**EXERCISE BRIEF**
Tally the lines below that contain the word "What", then give the tally alone.

[Collection entries]
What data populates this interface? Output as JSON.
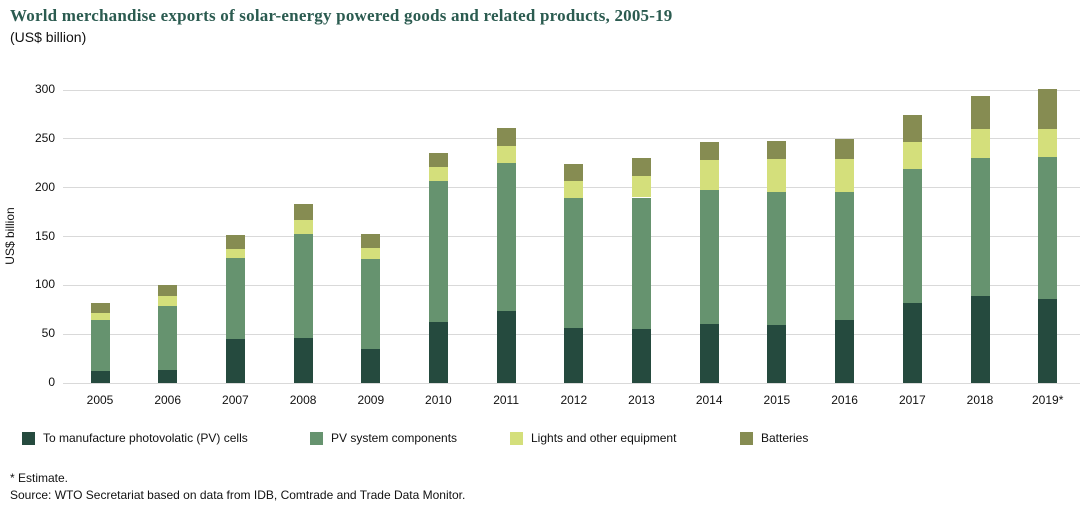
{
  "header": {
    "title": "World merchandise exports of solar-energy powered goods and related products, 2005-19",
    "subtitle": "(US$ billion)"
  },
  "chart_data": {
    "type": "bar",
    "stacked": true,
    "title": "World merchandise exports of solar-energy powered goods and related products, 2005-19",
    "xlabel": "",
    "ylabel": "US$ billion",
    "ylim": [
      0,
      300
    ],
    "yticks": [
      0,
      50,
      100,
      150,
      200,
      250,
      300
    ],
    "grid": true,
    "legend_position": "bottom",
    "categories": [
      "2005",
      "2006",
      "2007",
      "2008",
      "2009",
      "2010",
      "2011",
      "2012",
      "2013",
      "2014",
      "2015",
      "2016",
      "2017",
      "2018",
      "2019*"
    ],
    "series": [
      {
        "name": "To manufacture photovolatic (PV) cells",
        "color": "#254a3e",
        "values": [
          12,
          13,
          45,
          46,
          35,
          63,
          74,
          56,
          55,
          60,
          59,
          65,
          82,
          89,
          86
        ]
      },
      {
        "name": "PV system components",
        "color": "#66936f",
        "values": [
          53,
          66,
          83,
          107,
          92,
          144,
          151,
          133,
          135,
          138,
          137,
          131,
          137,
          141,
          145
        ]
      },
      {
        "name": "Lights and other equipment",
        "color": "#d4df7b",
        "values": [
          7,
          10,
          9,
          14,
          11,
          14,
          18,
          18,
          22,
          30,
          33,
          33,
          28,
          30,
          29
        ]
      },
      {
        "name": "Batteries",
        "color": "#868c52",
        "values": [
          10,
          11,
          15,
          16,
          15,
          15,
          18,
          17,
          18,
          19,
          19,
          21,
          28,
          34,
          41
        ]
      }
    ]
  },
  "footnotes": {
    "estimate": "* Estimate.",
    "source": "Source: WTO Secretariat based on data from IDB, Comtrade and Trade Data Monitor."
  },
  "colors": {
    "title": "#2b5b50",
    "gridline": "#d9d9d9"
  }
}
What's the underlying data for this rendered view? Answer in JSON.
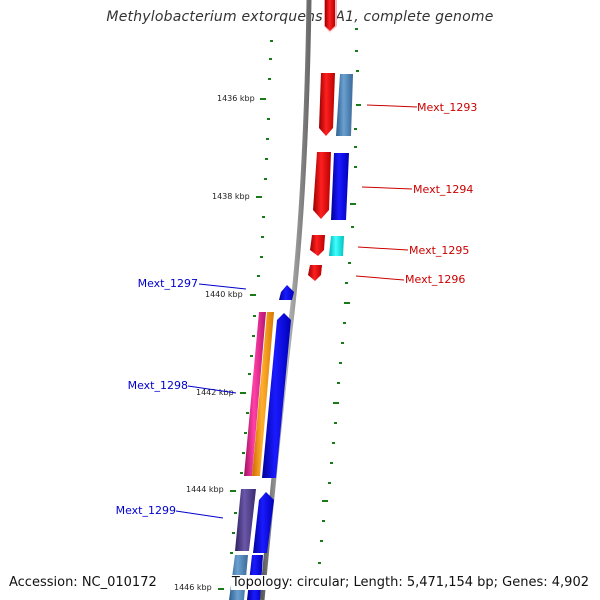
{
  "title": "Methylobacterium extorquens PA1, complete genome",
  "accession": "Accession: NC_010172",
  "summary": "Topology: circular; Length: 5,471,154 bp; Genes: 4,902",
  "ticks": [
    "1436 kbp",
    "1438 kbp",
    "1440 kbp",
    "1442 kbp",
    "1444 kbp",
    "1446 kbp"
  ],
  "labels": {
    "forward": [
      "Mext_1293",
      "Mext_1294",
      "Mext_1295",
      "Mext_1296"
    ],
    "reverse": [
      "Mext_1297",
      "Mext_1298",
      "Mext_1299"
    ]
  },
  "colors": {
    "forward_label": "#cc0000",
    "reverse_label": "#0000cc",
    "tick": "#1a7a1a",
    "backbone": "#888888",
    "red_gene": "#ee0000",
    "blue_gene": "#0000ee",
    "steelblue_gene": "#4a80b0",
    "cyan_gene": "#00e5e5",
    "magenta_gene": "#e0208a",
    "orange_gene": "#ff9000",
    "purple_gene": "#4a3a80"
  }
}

**WRITTEN RESPONSE**
2